→ **EXTRACTED INFORMATION**
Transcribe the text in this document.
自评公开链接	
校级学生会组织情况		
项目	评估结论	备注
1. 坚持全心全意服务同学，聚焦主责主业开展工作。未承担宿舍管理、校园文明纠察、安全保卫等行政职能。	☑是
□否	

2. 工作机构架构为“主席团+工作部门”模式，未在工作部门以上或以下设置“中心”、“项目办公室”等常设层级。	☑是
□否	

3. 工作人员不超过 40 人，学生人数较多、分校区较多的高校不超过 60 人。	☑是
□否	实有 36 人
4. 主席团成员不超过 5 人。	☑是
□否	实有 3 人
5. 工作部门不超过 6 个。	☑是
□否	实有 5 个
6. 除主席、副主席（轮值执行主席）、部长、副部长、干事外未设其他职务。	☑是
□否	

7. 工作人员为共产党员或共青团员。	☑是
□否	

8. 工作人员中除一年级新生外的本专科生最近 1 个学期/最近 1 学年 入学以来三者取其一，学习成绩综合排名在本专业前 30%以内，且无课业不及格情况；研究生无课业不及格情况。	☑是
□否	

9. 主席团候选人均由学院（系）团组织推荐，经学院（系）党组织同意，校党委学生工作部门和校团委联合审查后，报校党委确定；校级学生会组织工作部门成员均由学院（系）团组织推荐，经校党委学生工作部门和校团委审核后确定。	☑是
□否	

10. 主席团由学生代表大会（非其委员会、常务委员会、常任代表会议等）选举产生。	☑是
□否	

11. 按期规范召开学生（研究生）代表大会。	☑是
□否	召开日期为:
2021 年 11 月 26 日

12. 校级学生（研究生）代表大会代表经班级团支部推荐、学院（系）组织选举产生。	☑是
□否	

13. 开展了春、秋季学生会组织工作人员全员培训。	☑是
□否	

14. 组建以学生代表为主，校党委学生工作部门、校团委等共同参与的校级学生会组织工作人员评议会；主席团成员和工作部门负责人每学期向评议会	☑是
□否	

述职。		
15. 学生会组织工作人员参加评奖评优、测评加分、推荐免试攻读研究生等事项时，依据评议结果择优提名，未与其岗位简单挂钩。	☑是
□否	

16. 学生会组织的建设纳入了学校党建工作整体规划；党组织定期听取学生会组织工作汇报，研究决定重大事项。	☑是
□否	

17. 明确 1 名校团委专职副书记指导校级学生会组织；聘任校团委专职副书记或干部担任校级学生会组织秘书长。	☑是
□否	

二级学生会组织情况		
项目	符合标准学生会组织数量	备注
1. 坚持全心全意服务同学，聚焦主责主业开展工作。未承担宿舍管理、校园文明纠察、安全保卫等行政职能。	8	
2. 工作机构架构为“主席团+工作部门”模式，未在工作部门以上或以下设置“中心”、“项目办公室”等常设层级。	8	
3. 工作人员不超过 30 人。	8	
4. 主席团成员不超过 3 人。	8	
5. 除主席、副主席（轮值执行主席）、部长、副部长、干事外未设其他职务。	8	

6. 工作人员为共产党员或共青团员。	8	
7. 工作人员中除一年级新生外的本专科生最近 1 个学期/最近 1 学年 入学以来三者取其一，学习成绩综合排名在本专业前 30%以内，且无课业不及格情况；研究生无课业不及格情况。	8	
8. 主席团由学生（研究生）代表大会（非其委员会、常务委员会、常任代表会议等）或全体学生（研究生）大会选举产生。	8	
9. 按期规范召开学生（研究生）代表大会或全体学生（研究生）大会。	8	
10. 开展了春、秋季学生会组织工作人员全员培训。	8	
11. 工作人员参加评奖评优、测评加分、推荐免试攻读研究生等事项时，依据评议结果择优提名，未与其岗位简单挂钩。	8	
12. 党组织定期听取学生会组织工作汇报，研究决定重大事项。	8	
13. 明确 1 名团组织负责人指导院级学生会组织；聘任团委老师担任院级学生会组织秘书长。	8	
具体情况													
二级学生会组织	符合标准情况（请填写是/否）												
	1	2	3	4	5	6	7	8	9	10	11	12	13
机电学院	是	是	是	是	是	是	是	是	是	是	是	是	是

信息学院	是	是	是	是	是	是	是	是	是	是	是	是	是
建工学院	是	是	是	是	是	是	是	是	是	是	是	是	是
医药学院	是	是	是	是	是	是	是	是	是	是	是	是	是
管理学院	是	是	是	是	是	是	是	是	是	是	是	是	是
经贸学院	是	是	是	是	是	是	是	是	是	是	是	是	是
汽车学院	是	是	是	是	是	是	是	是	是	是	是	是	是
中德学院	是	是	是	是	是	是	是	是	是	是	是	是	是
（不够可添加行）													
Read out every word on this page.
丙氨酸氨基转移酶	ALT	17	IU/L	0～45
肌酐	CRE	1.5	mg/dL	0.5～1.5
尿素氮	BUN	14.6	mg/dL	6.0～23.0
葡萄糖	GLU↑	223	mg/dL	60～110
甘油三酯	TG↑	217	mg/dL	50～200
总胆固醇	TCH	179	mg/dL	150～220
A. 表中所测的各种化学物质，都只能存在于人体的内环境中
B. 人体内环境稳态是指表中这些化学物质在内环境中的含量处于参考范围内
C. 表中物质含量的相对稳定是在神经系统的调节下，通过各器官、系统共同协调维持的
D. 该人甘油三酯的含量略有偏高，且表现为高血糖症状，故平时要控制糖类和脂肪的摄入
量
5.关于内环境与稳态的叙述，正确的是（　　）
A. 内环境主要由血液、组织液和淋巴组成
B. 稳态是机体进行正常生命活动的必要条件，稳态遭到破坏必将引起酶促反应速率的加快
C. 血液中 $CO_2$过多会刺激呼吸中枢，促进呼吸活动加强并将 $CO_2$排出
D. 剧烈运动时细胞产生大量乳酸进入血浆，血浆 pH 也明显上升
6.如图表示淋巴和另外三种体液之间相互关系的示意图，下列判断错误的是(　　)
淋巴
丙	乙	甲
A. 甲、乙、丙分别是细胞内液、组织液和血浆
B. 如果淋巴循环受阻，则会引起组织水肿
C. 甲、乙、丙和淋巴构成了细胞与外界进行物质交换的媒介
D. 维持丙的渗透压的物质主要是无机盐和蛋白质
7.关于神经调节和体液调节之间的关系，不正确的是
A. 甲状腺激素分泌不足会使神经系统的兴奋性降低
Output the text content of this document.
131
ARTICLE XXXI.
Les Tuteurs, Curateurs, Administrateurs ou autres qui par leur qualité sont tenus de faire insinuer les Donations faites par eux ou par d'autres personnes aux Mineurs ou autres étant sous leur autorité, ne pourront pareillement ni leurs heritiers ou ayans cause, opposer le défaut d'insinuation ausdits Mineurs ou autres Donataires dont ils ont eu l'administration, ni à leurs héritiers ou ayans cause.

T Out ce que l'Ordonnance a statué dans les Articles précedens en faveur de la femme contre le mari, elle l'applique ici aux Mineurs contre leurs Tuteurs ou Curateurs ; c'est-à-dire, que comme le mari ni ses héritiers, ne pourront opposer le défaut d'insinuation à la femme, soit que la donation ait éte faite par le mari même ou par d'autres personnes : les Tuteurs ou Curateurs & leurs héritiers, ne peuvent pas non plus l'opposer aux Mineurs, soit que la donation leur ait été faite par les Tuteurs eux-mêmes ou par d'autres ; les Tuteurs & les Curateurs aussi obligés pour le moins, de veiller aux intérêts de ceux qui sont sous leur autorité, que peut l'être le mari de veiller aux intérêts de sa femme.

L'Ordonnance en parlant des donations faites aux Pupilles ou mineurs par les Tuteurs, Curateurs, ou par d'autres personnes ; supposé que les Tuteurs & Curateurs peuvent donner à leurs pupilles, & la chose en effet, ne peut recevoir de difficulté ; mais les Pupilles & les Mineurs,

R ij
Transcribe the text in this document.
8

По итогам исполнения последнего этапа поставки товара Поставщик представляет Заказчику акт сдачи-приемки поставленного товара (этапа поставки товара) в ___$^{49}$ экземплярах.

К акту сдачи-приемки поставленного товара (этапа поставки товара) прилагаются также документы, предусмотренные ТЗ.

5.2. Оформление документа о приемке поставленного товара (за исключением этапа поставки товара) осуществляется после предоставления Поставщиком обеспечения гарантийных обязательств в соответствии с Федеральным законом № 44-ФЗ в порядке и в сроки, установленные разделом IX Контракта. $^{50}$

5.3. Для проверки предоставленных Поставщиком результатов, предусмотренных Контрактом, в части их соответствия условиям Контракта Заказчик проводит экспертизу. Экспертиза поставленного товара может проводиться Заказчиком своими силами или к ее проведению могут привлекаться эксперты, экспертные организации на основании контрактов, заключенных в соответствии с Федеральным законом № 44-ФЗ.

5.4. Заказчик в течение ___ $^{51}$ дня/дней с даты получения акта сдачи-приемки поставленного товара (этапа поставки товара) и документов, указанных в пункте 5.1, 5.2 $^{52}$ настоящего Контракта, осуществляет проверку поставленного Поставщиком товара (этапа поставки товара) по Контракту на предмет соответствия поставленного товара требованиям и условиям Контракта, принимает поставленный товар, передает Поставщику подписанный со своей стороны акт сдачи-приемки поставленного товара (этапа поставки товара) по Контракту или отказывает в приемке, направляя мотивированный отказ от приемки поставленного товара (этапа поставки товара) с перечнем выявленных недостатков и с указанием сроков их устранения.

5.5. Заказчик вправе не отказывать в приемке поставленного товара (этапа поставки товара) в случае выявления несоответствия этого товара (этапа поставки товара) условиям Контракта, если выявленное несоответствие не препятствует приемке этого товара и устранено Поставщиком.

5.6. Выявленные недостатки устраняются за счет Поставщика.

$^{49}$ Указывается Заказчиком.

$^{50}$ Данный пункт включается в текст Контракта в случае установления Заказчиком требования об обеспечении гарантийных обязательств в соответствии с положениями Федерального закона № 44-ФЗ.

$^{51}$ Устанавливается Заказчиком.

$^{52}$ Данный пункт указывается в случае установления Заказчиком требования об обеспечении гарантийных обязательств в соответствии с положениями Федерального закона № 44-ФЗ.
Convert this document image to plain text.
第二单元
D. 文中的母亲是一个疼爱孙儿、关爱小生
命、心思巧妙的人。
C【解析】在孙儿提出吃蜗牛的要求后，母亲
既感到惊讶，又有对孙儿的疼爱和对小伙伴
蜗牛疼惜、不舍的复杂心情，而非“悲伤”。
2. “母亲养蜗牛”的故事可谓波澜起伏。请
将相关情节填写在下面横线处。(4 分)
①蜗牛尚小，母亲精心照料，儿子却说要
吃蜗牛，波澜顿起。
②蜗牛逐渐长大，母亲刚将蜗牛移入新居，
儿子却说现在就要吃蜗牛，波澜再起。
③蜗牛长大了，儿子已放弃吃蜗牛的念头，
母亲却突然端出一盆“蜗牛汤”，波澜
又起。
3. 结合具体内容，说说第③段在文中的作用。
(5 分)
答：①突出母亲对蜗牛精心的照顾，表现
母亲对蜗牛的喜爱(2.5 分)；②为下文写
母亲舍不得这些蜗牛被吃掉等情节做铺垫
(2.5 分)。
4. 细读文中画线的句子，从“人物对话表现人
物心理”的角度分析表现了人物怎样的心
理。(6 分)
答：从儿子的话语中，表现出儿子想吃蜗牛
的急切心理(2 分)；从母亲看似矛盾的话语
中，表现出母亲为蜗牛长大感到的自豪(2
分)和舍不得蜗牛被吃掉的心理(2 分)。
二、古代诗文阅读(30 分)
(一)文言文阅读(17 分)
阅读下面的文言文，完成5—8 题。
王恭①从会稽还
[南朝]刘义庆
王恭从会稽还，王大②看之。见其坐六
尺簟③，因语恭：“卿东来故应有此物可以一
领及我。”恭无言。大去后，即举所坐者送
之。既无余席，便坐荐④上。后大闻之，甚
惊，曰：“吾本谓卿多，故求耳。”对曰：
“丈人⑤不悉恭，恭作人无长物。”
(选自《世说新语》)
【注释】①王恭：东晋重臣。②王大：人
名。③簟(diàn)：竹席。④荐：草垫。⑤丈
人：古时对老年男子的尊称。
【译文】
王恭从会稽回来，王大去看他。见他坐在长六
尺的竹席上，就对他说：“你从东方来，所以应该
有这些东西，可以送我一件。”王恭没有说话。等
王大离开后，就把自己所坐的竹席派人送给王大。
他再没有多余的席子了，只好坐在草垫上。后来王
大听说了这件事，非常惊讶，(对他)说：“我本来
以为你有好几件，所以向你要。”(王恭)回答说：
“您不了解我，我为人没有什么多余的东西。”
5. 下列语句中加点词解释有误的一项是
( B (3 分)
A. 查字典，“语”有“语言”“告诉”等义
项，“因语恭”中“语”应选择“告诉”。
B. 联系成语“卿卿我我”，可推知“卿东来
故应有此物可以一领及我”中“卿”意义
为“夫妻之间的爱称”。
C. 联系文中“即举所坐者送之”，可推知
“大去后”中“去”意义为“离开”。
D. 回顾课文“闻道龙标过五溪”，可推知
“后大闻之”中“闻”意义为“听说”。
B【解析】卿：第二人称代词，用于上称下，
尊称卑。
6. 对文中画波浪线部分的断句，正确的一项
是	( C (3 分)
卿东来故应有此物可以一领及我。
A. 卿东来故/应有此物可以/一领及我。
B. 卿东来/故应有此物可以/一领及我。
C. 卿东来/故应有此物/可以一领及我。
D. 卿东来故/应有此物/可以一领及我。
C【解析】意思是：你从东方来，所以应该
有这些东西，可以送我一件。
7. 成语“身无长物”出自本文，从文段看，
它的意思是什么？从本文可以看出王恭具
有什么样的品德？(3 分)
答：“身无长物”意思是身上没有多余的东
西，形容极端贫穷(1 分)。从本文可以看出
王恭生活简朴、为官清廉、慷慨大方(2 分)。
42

→ **TASK OBJECTIVE**
Locate each line containing the string "faites" and show it.

→ **THE COMPLETED TASK**
Les Tuteurs, Curateurs, Administrateurs ou autres qui par leur qualité sont tenus de faire insinuer les Donations faites par eux ou par d'autres personnes aux Mineurs ou autres étant sous leur autorité, ne pourront pareillement ni leurs heritiers ou ayans cause, opposer le défaut d'insinuation ausdits Mineurs ou autres Donataires dont ils ont eu l'administration, ni à leurs héritiers ou ayans cause.
L'Ordonnance en parlant des donations faites aux Pupilles ou mineurs par les Tuteurs, Curateurs, ou par d'autres personnes ; supposé que les Tuteurs & Curateurs peuvent donner à leurs pupilles, & la chose en effet, ne peut recevoir de difficulté ; mais les Pupilles & les Mineurs,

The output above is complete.